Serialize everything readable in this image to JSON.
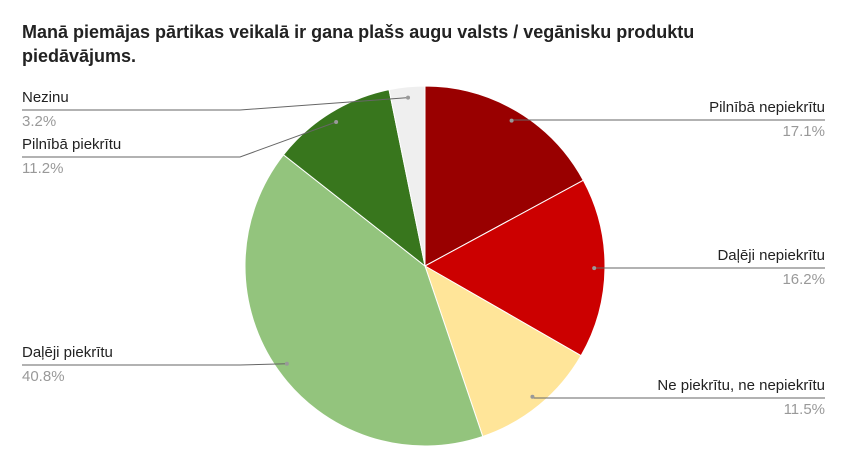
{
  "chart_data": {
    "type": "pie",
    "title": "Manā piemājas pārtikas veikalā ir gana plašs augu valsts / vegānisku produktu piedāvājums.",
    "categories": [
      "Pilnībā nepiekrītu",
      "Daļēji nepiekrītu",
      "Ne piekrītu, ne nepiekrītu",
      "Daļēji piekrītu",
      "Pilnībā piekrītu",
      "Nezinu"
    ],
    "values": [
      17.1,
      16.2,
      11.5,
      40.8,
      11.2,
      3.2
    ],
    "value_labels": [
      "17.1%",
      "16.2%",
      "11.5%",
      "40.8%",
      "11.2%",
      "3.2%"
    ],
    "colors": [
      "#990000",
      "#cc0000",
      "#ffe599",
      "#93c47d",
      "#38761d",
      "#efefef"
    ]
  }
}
---
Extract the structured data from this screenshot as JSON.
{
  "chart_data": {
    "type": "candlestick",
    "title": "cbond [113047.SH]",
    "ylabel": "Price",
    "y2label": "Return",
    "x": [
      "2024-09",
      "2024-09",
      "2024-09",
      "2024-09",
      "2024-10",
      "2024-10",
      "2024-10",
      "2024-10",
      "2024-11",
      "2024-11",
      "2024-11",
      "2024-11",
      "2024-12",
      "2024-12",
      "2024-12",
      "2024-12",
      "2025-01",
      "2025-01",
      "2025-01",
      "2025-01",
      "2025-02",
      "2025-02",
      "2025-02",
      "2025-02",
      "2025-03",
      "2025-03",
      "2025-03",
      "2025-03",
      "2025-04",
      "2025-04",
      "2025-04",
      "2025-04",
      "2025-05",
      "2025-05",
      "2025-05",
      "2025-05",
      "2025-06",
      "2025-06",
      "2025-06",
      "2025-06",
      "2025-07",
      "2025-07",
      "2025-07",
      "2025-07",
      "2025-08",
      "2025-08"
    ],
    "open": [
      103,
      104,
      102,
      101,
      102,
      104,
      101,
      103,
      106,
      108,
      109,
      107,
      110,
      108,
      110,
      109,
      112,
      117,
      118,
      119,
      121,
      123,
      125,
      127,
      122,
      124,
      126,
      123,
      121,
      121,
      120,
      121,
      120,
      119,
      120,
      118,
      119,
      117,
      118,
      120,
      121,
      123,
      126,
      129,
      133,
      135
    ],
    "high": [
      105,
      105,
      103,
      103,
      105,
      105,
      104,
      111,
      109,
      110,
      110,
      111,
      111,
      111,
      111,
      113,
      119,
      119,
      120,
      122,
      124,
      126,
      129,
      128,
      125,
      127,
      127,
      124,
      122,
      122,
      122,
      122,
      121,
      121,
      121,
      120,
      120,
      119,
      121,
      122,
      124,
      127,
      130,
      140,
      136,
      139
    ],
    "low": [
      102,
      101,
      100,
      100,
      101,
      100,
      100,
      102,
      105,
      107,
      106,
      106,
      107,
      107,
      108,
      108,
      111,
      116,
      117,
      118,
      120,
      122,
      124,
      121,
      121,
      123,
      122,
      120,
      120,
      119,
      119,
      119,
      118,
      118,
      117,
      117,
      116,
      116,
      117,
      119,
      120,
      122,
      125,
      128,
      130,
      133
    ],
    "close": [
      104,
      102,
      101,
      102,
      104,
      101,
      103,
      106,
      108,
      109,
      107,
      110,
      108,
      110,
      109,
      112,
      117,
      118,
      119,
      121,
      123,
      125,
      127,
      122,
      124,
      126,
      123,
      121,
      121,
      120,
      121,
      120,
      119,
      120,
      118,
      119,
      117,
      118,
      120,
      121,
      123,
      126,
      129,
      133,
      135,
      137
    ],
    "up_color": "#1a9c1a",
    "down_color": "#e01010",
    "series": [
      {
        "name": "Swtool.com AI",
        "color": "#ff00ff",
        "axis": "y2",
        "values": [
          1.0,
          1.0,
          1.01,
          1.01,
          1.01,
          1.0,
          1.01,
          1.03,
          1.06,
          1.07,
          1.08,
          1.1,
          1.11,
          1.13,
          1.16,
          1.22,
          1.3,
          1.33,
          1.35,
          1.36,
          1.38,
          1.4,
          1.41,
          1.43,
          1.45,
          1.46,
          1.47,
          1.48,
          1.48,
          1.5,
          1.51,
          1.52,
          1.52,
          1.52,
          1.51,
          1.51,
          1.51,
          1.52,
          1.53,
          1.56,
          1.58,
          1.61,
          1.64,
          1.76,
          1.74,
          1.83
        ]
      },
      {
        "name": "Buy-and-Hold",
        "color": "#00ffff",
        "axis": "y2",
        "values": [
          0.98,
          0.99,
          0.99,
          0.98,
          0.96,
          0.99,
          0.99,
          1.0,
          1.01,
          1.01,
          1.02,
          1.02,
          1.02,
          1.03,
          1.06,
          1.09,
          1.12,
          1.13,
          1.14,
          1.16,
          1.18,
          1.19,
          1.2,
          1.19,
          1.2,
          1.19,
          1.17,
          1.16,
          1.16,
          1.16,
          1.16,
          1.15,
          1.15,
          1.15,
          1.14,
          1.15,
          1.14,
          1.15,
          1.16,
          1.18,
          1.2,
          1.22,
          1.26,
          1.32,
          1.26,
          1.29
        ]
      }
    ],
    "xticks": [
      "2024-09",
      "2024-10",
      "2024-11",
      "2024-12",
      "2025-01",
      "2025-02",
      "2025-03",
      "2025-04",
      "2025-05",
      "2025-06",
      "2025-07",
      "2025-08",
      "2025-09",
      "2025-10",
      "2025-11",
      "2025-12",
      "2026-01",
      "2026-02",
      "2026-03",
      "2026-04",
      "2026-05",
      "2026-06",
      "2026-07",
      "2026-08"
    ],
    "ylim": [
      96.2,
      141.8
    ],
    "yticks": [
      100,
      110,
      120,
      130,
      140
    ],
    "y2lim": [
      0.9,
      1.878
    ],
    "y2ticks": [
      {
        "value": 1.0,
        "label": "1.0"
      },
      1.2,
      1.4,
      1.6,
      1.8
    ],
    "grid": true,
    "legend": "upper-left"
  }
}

→ WHAT YOU WILL DO:
Copy each line in the data that holds the word "JSON".

→ RESULT:
Serialize everything readable in this image to JSON.
Extract the structured data from this screenshot as JSON.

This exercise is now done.